| AIM OF THE EXERCISE |
Report how many lines include the word "市场动态性", and nothing besides that number.

(Data listing)
- - -

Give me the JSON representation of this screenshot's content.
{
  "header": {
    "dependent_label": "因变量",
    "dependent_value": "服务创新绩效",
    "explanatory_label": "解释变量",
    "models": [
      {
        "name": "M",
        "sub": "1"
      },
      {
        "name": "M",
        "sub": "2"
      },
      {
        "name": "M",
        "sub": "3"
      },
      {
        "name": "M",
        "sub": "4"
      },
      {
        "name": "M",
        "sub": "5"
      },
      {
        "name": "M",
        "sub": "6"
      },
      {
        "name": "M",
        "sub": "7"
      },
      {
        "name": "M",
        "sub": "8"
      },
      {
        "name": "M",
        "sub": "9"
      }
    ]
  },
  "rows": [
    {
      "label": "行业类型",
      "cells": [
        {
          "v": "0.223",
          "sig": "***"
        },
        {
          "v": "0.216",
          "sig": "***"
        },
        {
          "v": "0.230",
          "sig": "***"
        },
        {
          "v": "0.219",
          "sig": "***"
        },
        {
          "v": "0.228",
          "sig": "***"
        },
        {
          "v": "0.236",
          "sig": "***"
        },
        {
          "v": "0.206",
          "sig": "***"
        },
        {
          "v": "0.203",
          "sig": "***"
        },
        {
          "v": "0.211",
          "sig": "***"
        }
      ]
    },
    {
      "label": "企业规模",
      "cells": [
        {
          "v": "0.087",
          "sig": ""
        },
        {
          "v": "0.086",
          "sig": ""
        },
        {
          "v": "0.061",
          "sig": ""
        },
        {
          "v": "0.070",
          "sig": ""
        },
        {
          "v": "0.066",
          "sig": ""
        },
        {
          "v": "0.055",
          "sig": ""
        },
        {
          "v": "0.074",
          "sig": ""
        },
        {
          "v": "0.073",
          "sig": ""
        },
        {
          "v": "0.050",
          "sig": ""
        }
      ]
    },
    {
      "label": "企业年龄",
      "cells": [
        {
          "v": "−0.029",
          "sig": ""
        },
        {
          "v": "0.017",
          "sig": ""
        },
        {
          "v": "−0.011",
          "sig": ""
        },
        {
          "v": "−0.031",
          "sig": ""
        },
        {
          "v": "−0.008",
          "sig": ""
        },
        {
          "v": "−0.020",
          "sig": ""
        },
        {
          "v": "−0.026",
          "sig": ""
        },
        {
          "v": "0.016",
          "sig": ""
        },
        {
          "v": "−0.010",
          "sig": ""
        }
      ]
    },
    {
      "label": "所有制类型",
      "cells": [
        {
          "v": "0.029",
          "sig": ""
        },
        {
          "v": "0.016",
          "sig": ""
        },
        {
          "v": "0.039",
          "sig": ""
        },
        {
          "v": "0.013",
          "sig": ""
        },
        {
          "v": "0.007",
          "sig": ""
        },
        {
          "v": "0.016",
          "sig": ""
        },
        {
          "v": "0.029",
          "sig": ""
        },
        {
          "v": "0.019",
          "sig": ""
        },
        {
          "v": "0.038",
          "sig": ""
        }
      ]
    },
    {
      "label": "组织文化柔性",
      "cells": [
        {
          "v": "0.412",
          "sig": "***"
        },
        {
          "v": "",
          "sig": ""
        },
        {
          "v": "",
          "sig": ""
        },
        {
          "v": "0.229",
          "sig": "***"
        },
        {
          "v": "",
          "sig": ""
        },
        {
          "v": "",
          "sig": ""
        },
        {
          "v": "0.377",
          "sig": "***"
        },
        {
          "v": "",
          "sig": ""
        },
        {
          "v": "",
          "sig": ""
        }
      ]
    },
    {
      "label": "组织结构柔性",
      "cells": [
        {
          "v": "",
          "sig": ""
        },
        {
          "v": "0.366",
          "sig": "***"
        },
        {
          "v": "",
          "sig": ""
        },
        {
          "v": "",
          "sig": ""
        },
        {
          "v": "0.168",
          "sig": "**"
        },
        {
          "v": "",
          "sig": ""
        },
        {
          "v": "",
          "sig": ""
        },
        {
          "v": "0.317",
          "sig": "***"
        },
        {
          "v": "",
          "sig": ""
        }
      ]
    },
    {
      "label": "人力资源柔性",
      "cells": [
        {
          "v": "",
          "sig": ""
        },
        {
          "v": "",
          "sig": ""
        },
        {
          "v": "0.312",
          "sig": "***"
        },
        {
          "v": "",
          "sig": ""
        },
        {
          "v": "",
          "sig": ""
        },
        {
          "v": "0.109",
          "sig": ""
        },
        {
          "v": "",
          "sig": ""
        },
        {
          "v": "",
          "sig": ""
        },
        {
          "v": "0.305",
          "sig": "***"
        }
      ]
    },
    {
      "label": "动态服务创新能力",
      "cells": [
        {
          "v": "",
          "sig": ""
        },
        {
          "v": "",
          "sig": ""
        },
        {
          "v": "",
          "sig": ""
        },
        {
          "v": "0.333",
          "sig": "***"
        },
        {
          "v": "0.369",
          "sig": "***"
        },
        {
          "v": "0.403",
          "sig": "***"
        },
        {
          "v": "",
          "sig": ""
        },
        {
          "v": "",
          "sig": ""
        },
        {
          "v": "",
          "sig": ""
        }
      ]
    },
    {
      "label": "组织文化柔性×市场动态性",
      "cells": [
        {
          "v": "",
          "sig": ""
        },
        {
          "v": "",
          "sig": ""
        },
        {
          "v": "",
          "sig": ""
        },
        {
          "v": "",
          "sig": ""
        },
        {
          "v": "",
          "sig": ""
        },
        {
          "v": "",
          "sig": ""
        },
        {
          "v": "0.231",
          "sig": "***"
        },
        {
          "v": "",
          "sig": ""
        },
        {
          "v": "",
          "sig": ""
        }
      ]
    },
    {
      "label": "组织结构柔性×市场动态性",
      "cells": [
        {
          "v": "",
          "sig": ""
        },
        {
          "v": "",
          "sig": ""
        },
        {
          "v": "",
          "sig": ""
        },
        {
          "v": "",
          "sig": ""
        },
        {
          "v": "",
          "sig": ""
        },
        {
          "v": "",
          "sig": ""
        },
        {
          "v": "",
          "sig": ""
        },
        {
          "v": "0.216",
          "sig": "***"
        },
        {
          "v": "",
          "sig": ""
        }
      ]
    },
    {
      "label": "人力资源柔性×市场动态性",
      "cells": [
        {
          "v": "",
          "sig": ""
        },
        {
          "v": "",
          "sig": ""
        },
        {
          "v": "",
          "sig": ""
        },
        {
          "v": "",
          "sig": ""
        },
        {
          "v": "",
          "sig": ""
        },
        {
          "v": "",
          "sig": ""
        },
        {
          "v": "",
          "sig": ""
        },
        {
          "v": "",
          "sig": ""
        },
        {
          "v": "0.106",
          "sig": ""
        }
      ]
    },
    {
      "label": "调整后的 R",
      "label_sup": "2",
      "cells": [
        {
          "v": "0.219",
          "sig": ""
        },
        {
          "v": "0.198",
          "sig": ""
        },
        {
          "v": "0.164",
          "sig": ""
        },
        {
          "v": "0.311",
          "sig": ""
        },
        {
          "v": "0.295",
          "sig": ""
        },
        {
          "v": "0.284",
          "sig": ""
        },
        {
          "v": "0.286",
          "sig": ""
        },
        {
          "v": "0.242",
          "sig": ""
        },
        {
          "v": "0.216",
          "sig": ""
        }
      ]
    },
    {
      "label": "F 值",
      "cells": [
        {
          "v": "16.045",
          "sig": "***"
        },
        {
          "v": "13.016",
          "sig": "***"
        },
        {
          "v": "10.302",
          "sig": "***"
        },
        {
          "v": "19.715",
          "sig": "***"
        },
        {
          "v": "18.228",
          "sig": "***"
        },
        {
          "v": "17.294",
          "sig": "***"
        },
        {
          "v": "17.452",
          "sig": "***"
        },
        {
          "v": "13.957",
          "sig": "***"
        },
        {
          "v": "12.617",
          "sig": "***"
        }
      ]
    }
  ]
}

- - -

| SOLUTION TO THIS TASK |
3